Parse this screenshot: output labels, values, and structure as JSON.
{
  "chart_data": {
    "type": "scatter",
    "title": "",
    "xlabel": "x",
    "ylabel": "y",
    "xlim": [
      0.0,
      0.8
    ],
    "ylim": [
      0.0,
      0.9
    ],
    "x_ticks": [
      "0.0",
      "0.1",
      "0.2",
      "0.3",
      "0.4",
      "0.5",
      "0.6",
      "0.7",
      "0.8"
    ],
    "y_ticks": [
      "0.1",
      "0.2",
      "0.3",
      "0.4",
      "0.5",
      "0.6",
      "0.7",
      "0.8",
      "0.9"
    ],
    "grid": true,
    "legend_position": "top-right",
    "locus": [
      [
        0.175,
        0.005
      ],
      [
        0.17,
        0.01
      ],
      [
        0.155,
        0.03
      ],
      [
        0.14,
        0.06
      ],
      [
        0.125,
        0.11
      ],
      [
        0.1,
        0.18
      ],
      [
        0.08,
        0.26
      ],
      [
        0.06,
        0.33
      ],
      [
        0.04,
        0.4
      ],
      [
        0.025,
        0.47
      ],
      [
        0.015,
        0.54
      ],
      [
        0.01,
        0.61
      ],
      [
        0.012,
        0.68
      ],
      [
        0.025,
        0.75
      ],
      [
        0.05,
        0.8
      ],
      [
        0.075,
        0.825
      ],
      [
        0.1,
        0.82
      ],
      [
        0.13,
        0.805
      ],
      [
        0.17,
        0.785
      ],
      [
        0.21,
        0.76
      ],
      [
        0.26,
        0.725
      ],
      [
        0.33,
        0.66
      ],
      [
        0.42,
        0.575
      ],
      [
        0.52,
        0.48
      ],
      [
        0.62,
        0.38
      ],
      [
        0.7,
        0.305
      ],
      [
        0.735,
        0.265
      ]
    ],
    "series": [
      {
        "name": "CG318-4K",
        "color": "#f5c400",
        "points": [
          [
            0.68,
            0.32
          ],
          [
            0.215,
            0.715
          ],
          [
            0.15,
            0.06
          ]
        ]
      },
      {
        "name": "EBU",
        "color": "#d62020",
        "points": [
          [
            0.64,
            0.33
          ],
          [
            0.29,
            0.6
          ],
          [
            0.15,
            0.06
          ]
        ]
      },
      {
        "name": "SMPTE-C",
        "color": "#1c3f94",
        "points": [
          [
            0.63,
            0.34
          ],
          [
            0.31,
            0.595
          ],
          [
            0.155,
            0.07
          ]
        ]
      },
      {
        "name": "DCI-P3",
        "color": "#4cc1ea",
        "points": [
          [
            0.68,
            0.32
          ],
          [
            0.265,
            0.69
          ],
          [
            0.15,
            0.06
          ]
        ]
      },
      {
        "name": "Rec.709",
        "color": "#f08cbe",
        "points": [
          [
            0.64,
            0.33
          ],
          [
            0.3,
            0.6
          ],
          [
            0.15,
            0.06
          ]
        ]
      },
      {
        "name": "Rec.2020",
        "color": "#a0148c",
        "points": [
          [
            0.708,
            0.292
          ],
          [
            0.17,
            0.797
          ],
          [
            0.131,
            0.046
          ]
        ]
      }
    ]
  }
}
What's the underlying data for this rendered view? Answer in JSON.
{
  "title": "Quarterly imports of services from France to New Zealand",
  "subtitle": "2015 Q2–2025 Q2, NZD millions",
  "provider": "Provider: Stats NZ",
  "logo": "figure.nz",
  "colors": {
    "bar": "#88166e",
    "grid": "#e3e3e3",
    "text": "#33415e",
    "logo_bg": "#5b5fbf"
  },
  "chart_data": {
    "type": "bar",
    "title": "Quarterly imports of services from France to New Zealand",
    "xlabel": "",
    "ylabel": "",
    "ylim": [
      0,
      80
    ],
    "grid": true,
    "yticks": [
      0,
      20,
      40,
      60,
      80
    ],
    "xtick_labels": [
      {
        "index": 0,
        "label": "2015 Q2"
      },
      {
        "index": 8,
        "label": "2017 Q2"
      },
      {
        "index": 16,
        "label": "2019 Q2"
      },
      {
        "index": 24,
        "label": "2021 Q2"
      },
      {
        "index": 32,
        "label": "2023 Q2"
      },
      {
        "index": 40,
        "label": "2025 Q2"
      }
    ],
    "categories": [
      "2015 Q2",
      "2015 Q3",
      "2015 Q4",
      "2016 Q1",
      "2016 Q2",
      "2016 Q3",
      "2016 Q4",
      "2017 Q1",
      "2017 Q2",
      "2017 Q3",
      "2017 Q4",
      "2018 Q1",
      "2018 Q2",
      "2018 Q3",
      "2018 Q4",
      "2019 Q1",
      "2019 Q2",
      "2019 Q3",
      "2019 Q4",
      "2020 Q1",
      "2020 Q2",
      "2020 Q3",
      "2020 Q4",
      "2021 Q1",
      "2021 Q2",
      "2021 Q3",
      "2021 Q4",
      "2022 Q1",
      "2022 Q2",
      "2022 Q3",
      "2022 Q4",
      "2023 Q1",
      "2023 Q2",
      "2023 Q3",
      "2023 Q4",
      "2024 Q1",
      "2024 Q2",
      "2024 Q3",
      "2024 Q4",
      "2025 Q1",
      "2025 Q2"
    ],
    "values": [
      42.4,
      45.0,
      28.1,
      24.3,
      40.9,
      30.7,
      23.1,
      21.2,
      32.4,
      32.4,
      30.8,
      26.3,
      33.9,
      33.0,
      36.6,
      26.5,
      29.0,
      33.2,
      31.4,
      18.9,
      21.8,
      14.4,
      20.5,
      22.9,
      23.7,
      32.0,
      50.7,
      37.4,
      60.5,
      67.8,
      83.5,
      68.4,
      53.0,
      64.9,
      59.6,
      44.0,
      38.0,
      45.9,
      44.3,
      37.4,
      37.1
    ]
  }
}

> _What needs to be done_
Gather all the lines that include the word "JSON" and copy them out.

> _Written response_
Parse this screenshot: output labels, values, and structure as JSON.
What's the underlying data for this rendered view? Answer in JSON.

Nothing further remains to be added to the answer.